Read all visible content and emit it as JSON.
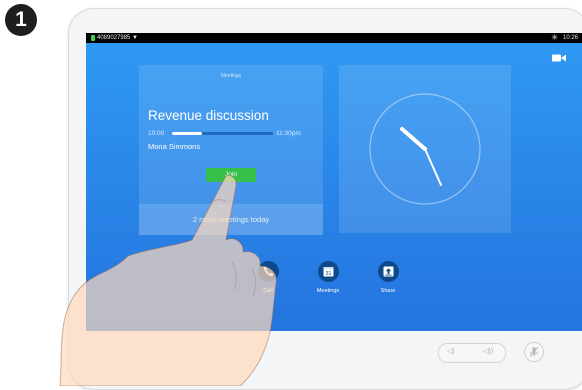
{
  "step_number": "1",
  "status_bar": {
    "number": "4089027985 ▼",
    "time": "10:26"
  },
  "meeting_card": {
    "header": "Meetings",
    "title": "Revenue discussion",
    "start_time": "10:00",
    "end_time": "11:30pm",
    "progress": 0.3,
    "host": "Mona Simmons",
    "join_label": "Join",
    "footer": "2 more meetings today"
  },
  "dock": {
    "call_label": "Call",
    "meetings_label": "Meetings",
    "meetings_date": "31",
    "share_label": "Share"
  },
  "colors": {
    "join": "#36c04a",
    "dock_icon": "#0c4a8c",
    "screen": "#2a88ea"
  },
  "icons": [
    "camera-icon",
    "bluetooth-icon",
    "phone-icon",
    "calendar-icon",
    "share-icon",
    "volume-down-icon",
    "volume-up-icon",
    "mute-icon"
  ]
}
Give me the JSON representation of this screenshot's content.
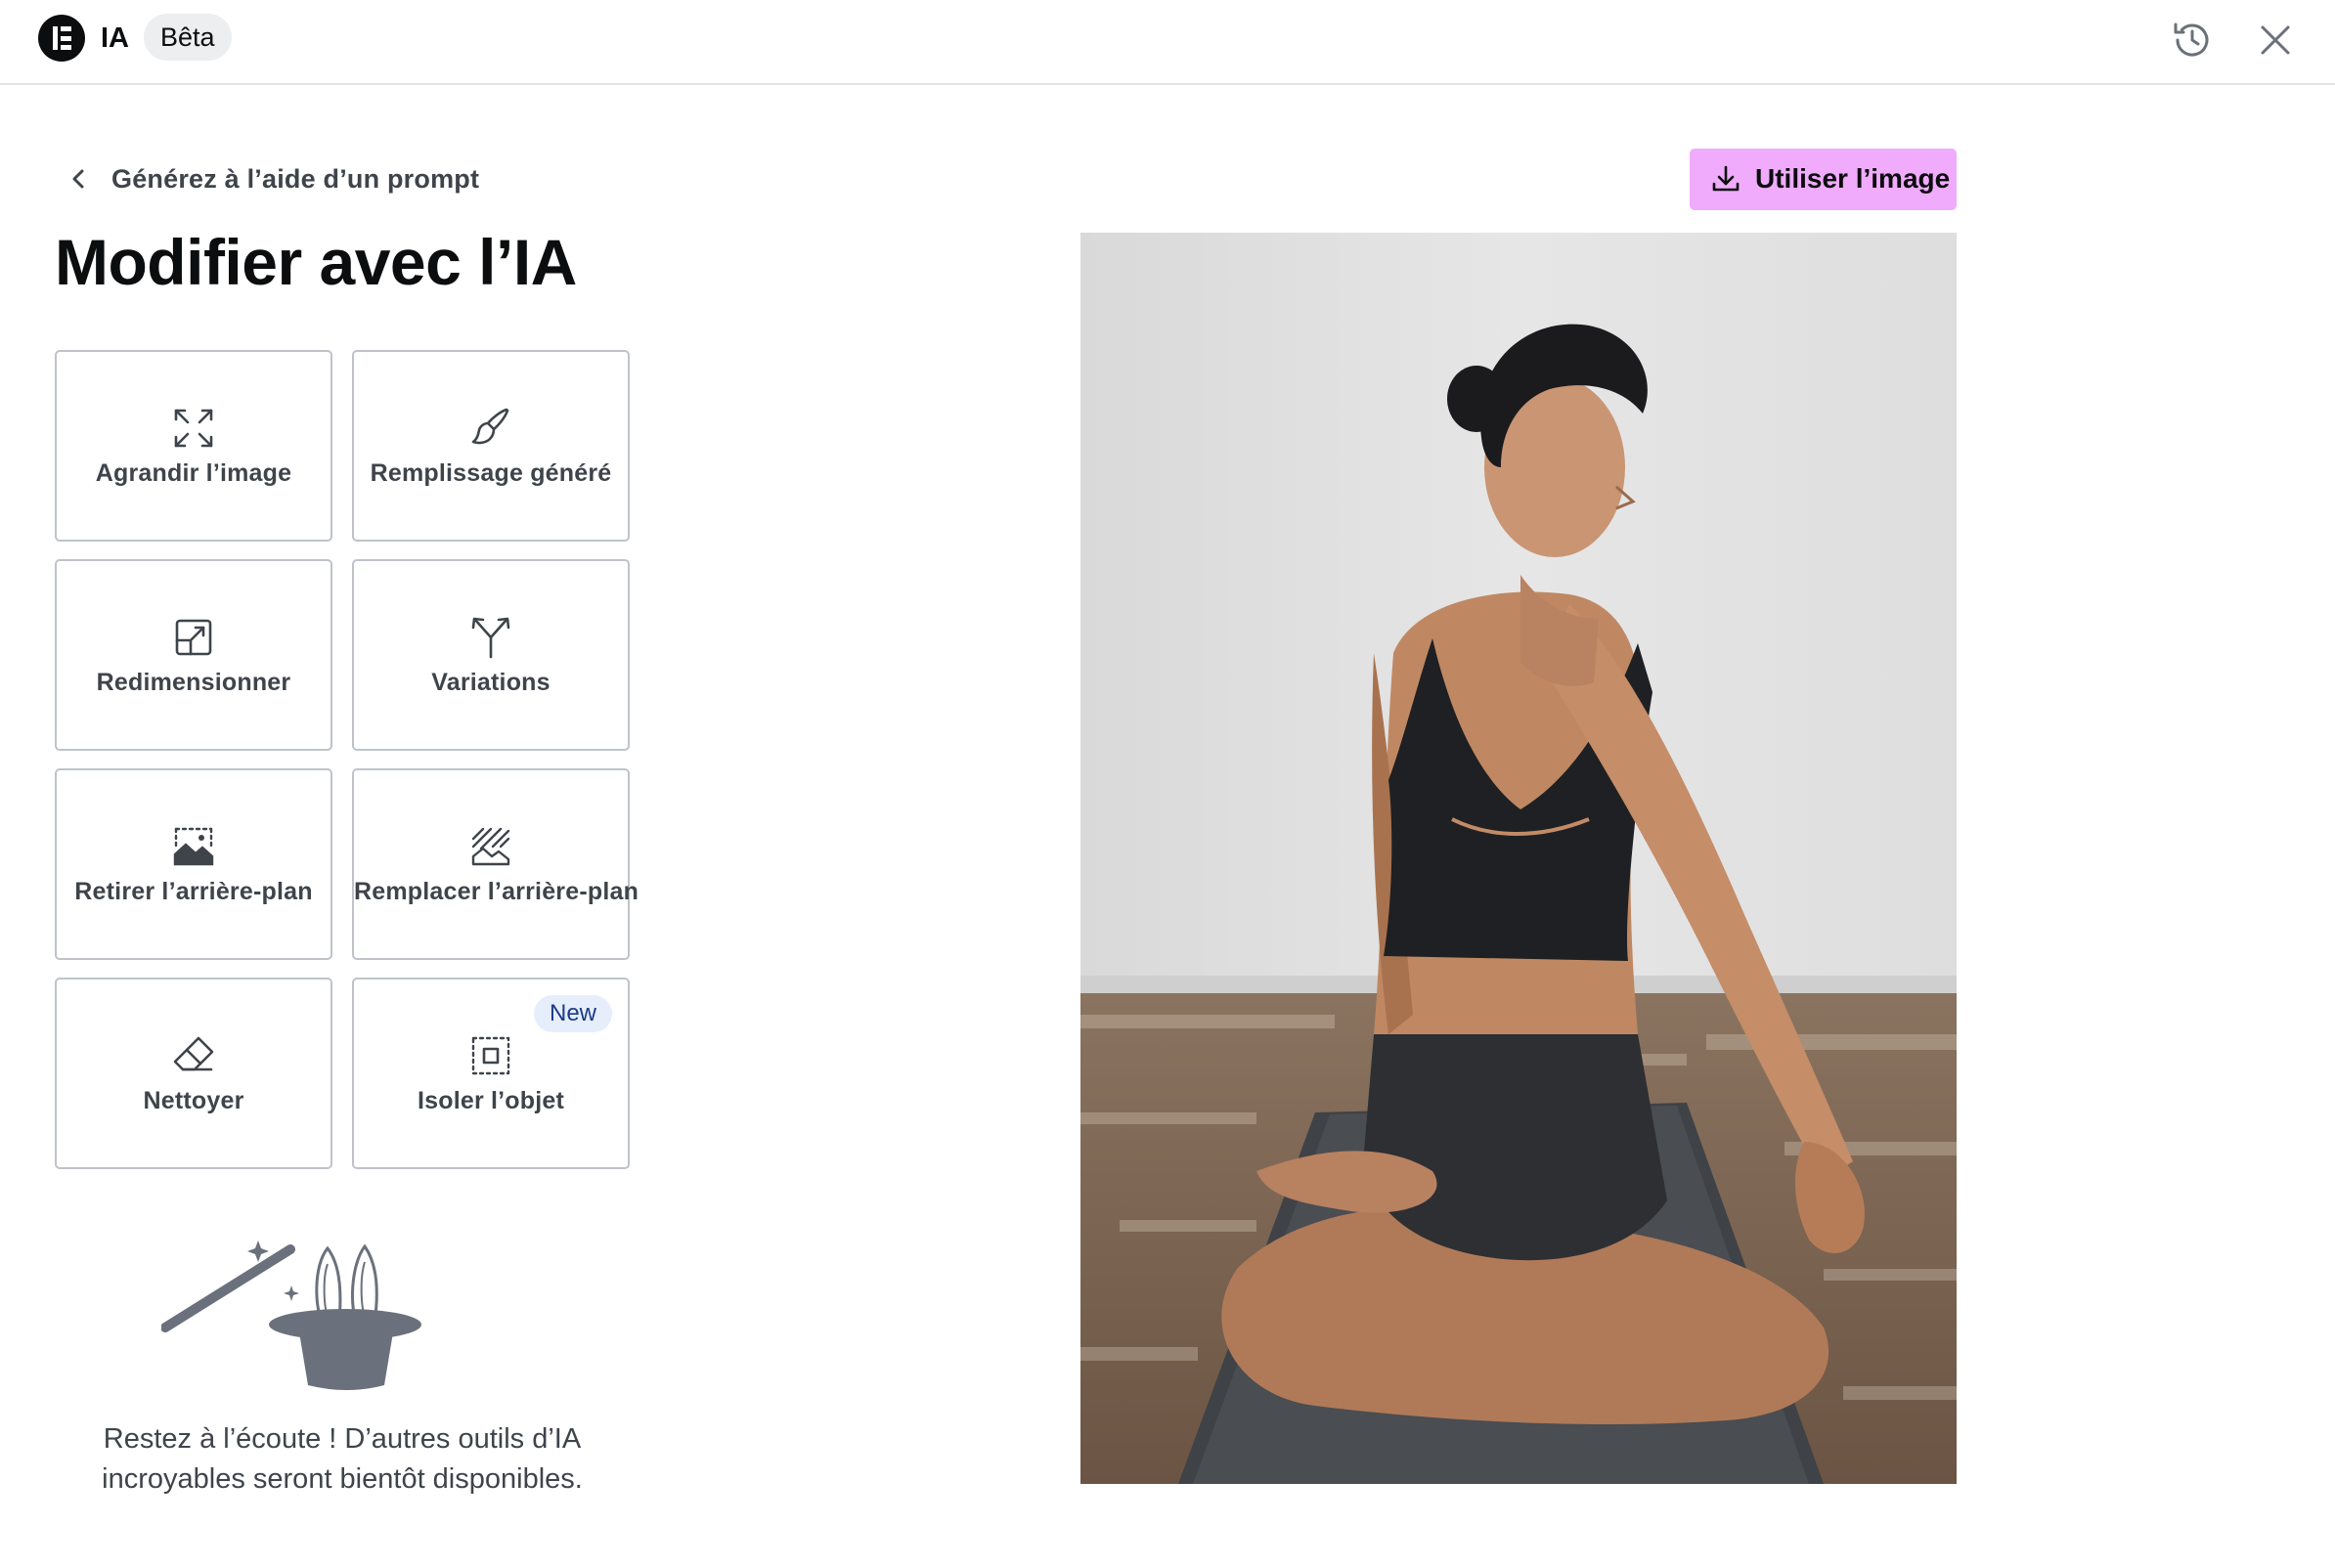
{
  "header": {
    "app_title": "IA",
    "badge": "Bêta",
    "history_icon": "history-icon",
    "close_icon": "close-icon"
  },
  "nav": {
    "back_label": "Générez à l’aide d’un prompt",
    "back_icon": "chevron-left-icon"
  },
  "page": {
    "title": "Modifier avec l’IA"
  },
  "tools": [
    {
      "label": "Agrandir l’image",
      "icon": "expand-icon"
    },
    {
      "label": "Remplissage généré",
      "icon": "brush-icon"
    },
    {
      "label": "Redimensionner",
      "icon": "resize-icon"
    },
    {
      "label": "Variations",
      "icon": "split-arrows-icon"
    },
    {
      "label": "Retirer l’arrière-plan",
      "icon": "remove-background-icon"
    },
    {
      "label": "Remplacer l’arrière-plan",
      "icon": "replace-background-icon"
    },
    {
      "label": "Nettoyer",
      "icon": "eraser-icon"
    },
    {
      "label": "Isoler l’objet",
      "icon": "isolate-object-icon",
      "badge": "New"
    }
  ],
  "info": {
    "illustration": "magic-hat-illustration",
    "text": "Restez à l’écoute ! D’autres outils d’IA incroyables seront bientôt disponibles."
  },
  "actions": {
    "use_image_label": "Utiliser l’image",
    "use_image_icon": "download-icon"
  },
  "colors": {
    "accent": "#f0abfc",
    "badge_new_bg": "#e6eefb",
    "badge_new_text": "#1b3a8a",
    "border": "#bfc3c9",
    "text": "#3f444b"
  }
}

To do: Print out the material word for word, omitting the pictures.

The completed task:
Read all visible content and emit it as JSON.
{
  "step_number": "1",
  "status_bar": {
    "number": "4089027985 ▼",
    "time": "10:26"
  },
  "meeting_card": {
    "header": "Meetings",
    "title": "Revenue discussion",
    "start_time": "10:00",
    "end_time": "11:30pm",
    "progress": 0.3,
    "host": "Mona Simmons",
    "join_label": "Join",
    "footer": "2 more meetings today"
  },
  "dock": {
    "call_label": "Call",
    "meetings_label": "Meetings",
    "meetings_date": "31",
    "share_label": "Share"
  },
  "colors": {
    "join": "#36c04a",
    "dock_icon": "#0c4a8c",
    "screen": "#2a88ea"
  },
  "icons": [
    "camera-icon",
    "bluetooth-icon",
    "phone-icon",
    "calendar-icon",
    "share-icon",
    "volume-down-icon",
    "volume-up-icon",
    "mute-icon"
  ]
}
Give me the JSON representation of this screenshot's content.
{
  "header": {
    "app_title": "IA",
    "badge": "Bêta",
    "history_icon": "history-icon",
    "close_icon": "close-icon"
  },
  "nav": {
    "back_label": "Générez à l’aide d’un prompt",
    "back_icon": "chevron-left-icon"
  },
  "page": {
    "title": "Modifier avec l’IA"
  },
  "tools": [
    {
      "label": "Agrandir l’image",
      "icon": "expand-icon"
    },
    {
      "label": "Remplissage généré",
      "icon": "brush-icon"
    },
    {
      "label": "Redimensionner",
      "icon": "resize-icon"
    },
    {
      "label": "Variations",
      "icon": "split-arrows-icon"
    },
    {
      "label": "Retirer l’arrière-plan",
      "icon": "remove-background-icon"
    },
    {
      "label": "Remplacer l’arrière-plan",
      "icon": "replace-background-icon"
    },
    {
      "label": "Nettoyer",
      "icon": "eraser-icon"
    },
    {
      "label": "Isoler l’objet",
      "icon": "isolate-object-icon",
      "badge": "New"
    }
  ],
  "info": {
    "illustration": "magic-hat-illustration",
    "text": "Restez à l’écoute ! D’autres outils d’IA incroyables seront bientôt disponibles."
  },
  "actions": {
    "use_image_label": "Utiliser l’image",
    "use_image_icon": "download-icon"
  },
  "colors": {
    "accent": "#f0abfc",
    "badge_new_bg": "#e6eefb",
    "badge_new_text": "#1b3a8a",
    "border": "#bfc3c9",
    "text": "#3f444b"
  }
}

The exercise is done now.